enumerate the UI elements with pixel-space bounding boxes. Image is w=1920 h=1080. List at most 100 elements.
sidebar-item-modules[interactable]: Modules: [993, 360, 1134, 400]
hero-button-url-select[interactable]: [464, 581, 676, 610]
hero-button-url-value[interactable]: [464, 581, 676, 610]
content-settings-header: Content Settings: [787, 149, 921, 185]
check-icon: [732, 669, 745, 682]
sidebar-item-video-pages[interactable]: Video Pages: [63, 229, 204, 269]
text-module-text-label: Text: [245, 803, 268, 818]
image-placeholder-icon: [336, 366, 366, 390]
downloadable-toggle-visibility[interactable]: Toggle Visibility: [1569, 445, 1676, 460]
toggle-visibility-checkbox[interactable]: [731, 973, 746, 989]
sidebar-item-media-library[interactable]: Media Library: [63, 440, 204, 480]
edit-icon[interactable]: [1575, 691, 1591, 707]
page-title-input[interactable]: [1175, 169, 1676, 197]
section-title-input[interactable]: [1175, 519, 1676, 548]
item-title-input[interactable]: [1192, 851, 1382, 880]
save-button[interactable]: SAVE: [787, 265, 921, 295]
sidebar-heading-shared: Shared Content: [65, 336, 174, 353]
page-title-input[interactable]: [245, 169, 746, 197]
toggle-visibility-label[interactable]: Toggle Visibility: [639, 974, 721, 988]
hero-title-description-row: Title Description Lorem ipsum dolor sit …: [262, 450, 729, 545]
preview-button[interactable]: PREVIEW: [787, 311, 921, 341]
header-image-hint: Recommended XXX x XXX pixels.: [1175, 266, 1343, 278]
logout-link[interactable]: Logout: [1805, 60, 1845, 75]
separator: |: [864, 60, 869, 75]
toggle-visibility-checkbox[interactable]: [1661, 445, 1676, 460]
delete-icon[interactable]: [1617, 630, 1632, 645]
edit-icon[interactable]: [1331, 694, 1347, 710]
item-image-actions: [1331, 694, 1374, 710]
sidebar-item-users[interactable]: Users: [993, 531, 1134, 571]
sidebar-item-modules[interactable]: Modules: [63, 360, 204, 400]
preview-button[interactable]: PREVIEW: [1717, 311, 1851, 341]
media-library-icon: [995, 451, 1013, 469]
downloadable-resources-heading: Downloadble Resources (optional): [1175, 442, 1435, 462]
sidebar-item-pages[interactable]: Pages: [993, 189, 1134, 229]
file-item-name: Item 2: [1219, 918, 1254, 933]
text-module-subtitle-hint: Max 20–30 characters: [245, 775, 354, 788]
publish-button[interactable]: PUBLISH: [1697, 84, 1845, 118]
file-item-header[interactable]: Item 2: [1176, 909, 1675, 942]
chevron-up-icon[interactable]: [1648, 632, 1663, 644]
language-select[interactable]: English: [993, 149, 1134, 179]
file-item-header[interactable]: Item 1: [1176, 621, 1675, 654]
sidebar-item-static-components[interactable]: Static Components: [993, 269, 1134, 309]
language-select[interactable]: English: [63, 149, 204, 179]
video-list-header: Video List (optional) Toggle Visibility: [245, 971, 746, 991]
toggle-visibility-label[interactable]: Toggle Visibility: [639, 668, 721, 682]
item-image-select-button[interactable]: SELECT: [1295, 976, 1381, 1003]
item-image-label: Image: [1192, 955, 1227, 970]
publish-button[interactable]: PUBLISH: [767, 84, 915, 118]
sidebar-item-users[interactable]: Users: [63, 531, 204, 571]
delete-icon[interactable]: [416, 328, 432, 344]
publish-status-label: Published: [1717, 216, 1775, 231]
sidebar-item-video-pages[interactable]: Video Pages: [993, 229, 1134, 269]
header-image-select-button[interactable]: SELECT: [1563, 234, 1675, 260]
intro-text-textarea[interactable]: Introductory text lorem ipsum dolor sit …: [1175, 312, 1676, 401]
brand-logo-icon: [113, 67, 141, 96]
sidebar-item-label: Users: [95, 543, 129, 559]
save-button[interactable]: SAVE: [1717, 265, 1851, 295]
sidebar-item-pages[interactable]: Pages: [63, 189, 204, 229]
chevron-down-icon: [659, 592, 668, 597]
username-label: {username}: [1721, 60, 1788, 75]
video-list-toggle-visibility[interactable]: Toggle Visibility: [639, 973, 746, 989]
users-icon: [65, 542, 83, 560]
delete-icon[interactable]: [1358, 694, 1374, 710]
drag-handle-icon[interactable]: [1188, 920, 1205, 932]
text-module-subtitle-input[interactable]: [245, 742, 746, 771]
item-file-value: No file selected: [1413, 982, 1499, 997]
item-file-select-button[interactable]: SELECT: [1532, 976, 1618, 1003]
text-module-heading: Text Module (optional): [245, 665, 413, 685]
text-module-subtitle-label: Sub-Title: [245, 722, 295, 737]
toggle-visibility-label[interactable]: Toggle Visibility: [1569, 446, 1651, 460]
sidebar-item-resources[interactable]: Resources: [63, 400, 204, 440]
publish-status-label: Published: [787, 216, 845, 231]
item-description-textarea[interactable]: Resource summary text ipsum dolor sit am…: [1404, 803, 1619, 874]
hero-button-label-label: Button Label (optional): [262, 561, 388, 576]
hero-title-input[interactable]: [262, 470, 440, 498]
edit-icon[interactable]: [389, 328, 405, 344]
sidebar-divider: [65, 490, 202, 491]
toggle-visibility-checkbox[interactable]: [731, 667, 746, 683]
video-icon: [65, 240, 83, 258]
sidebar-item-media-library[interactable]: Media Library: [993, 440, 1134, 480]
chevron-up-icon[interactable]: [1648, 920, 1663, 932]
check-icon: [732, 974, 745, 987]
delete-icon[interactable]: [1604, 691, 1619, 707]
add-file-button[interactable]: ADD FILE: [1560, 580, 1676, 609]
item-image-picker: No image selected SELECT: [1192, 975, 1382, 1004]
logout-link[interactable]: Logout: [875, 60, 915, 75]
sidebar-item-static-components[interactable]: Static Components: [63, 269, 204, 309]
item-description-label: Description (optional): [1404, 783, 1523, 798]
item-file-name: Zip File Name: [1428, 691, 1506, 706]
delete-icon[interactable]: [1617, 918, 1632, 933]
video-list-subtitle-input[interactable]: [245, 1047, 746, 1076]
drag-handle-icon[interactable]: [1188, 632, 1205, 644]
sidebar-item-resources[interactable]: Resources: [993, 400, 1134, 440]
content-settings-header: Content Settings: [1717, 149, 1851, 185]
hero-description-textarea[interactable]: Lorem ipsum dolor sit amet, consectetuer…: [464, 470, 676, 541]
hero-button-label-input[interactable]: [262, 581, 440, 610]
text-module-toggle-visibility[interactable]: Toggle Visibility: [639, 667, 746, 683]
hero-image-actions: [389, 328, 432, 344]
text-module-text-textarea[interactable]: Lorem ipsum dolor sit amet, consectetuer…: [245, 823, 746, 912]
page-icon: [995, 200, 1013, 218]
==========
Quote the data verbatim, starting at its first line and ending at the line that contains "text-module-subtitle-hint: Max 20–30".

enumerate the UI elements with pixel-space bounding boxes. Image is w=1920 h=1080. List at most 100 elements.
sidebar-item-modules[interactable]: Modules: [993, 360, 1134, 400]
hero-button-url-select[interactable]: [464, 581, 676, 610]
hero-button-url-value[interactable]: [464, 581, 676, 610]
content-settings-header: Content Settings: [787, 149, 921, 185]
check-icon: [732, 669, 745, 682]
sidebar-item-video-pages[interactable]: Video Pages: [63, 229, 204, 269]
text-module-text-label: Text: [245, 803, 268, 818]
image-placeholder-icon: [336, 366, 366, 390]
downloadable-toggle-visibility[interactable]: Toggle Visibility: [1569, 445, 1676, 460]
toggle-visibility-checkbox[interactable]: [731, 973, 746, 989]
sidebar-item-media-library[interactable]: Media Library: [63, 440, 204, 480]
edit-icon[interactable]: [1575, 691, 1591, 707]
page-title-input[interactable]: [1175, 169, 1676, 197]
section-title-input[interactable]: [1175, 519, 1676, 548]
item-title-input[interactable]: [1192, 851, 1382, 880]
save-button[interactable]: SAVE: [787, 265, 921, 295]
sidebar-heading-shared: Shared Content: [65, 336, 174, 353]
page-title-input[interactable]: [245, 169, 746, 197]
toggle-visibility-label[interactable]: Toggle Visibility: [639, 974, 721, 988]
hero-title-description-row: Title Description Lorem ipsum dolor sit …: [262, 450, 729, 545]
preview-button[interactable]: PREVIEW: [787, 311, 921, 341]
header-image-hint: Recommended XXX x XXX pixels.: [1175, 266, 1343, 278]
logout-link[interactable]: Logout: [1805, 60, 1845, 75]
separator: |: [864, 60, 869, 75]
toggle-visibility-checkbox[interactable]: [1661, 445, 1676, 460]
delete-icon[interactable]: [1617, 630, 1632, 645]
edit-icon[interactable]: [1331, 694, 1347, 710]
item-image-actions: [1331, 694, 1374, 710]
sidebar-item-users[interactable]: Users: [993, 531, 1134, 571]
sidebar-item-modules[interactable]: Modules: [63, 360, 204, 400]
preview-button[interactable]: PREVIEW: [1717, 311, 1851, 341]
media-library-icon: [995, 451, 1013, 469]
downloadable-resources-heading: Downloadble Resources (optional): [1175, 442, 1435, 462]
sidebar-item-pages[interactable]: Pages: [993, 189, 1134, 229]
file-item-name: Item 2: [1219, 918, 1254, 933]
text-module-subtitle-hint: Max 20–30 characters: [245, 775, 354, 788]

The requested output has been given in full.